• Exercise description:
Only the lines from the line holding "Transcribe the text in this document." to the last line should be output, each exactly as given.

• Entries provided:
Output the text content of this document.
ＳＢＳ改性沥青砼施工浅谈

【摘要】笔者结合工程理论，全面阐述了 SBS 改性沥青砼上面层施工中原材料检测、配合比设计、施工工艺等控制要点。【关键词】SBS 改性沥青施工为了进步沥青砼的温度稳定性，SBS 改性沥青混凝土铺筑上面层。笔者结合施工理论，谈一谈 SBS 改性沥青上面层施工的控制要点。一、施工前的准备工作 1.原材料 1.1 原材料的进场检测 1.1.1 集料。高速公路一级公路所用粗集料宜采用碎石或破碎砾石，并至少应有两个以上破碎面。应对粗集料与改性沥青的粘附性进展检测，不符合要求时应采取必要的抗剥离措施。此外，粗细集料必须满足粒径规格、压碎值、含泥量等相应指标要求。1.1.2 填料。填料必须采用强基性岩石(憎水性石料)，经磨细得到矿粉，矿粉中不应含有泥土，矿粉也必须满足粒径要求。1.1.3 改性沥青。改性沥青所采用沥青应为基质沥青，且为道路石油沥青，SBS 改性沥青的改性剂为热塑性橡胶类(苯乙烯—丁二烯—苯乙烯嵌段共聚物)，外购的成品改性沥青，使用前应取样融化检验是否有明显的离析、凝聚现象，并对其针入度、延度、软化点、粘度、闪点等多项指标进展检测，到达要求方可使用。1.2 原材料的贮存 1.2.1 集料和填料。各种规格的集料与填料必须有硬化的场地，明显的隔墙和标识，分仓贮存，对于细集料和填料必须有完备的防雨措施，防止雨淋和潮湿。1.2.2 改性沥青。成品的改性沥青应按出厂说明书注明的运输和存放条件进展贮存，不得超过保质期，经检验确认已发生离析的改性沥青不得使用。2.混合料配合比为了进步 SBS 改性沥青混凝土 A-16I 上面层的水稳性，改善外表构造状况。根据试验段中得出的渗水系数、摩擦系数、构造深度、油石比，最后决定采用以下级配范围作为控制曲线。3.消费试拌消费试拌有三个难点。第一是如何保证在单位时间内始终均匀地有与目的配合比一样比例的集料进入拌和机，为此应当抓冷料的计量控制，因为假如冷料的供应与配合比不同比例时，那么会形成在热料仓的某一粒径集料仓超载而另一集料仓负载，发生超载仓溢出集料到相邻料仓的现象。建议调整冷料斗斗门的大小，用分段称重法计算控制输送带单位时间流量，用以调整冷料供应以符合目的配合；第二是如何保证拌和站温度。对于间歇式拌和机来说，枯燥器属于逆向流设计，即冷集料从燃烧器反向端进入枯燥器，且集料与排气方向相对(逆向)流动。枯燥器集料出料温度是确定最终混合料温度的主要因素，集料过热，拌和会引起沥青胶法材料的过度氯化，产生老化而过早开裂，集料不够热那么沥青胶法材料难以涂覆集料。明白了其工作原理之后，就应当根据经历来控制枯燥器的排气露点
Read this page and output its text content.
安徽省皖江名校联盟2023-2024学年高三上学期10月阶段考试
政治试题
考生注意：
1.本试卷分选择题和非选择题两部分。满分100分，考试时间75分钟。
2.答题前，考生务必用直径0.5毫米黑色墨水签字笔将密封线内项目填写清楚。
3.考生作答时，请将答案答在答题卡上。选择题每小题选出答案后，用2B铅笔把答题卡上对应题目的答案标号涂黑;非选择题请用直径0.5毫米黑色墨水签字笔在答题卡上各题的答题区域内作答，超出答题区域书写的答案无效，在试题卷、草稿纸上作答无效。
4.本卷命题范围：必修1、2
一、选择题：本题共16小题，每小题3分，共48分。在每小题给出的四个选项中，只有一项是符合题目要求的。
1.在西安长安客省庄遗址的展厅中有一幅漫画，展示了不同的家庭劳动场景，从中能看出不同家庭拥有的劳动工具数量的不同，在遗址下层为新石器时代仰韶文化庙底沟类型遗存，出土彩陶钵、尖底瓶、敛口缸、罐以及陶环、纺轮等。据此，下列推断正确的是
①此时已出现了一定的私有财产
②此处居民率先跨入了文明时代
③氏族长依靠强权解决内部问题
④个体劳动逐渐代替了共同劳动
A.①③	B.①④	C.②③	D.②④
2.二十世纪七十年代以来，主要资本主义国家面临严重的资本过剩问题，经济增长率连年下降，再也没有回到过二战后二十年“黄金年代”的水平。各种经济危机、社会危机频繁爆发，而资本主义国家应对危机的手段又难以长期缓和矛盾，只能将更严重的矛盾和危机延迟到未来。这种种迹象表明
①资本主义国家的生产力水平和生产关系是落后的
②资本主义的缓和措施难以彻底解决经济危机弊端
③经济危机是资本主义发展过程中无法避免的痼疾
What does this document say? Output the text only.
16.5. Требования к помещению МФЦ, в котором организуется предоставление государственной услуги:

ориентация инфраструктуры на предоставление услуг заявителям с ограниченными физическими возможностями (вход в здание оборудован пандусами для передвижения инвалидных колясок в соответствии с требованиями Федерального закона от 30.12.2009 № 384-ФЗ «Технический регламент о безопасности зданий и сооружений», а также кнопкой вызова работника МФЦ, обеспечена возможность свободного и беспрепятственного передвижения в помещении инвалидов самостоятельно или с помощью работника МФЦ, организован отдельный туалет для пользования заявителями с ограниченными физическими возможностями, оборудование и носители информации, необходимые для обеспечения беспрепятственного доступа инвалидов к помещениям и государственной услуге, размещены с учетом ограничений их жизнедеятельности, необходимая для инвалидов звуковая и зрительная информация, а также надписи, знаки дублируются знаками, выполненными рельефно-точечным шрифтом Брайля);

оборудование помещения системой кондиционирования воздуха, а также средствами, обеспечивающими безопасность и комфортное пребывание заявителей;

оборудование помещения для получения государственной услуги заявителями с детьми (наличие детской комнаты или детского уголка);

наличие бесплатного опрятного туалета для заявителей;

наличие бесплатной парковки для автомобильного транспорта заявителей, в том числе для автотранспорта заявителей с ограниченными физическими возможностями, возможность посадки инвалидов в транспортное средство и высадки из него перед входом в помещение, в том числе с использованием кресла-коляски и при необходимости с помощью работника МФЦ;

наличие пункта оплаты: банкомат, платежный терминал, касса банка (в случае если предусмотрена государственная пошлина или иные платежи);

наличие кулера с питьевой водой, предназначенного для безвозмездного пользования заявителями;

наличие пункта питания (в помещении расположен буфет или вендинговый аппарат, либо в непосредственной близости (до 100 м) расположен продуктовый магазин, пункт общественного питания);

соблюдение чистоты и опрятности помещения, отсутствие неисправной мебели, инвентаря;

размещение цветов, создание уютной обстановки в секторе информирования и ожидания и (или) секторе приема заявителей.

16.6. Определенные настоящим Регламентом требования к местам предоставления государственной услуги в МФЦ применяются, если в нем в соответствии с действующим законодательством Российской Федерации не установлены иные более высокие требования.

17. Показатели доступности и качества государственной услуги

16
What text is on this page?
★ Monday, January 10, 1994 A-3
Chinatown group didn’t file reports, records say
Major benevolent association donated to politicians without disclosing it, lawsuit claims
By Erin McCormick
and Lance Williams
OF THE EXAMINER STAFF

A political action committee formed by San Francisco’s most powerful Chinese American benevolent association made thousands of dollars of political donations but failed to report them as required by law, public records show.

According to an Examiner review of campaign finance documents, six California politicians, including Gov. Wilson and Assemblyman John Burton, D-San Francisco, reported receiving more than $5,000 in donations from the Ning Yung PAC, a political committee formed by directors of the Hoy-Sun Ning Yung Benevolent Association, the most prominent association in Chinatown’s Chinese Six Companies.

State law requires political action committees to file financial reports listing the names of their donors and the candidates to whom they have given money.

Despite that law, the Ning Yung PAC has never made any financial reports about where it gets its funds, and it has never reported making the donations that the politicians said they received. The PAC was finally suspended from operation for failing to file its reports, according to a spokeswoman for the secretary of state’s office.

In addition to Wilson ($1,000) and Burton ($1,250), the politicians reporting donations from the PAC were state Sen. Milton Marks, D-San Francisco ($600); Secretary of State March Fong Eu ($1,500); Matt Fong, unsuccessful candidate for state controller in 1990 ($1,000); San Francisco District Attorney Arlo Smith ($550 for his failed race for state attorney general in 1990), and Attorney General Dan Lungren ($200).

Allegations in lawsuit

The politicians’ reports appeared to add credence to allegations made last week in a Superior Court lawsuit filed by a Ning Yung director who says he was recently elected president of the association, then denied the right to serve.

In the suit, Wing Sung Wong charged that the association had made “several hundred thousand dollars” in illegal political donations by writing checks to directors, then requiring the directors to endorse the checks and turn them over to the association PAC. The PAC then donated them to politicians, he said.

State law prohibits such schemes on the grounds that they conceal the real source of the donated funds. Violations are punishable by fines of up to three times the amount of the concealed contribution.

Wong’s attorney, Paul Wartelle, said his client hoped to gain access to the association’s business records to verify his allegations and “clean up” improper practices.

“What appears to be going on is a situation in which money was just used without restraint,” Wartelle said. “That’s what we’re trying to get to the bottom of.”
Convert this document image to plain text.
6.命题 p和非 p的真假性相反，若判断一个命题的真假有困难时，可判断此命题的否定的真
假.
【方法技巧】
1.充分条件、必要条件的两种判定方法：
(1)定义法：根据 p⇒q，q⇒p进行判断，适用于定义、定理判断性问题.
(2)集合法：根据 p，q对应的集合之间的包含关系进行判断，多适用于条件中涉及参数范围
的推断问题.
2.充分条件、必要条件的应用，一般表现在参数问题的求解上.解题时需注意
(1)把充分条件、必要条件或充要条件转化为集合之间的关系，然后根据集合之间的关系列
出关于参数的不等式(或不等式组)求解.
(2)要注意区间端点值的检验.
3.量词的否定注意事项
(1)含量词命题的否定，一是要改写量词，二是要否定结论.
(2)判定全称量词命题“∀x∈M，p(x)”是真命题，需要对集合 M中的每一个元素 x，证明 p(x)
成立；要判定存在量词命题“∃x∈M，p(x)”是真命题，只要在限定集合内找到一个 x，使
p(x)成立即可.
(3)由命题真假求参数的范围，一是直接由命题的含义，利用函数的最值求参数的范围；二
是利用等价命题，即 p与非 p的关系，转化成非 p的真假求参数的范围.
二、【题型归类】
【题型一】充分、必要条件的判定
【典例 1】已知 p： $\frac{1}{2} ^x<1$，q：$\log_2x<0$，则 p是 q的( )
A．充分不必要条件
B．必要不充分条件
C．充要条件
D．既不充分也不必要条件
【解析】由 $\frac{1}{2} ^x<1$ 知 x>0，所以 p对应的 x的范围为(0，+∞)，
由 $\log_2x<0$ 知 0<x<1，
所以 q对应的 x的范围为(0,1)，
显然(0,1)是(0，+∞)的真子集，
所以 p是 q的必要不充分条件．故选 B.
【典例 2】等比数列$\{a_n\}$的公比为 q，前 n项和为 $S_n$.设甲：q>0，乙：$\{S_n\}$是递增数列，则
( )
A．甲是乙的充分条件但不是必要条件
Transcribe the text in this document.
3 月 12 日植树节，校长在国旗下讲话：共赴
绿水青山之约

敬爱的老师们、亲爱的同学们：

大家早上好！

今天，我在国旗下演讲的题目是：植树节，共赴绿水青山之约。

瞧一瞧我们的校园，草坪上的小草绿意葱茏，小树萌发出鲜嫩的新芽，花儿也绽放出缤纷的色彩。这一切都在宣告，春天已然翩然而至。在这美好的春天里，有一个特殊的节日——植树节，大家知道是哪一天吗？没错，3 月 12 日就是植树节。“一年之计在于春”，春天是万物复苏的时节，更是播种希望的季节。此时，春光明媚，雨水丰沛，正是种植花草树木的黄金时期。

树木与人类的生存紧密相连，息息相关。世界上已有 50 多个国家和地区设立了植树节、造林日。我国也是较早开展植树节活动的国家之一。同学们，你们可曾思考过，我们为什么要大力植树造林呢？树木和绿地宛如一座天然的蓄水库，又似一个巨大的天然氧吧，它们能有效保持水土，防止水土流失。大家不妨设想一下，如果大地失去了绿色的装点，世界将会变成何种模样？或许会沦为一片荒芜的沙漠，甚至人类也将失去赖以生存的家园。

• Complete output:
Transcribe the text in this document.
3 月 12 日植树节，校长在国旗下讲话：共赴
绿水青山之约

敬爱的老师们、亲爱的同学们：

大家早上好！

今天，我在国旗下演讲的题目是：植树节，共赴绿水青山之约。

瞧一瞧我们的校园，草坪上的小草绿意葱茏，小树萌发出鲜嫩的新芽，花儿也绽放出缤纷的色彩。这一切都在宣告，春天已然翩然而至。在这美好的春天里，有一个特殊的节日——植树节，大家知道是哪一天吗？没错，3 月 12 日就是植树节。“一年之计在于春”，春天是万物复苏的时节，更是播种希望的季节。此时，春光明媚，雨水丰沛，正是种植花草树木的黄金时期。

树木与人类的生存紧密相连，息息相关。世界上已有 50 多个国家和地区设立了植树节、造林日。我国也是较早开展植树节活动的国家之一。同学们，你们可曾思考过，我们为什么要大力植树造林呢？树木和绿地宛如一座天然的蓄水库，又似一个巨大的天然氧吧，它们能有效保持水土，防止水土流失。大家不妨设想一下，如果大地失去了绿色的装点，世界将会变成何种模样？或许会沦为一片荒芜的沙漠，甚至人类也将失去赖以生存的家园。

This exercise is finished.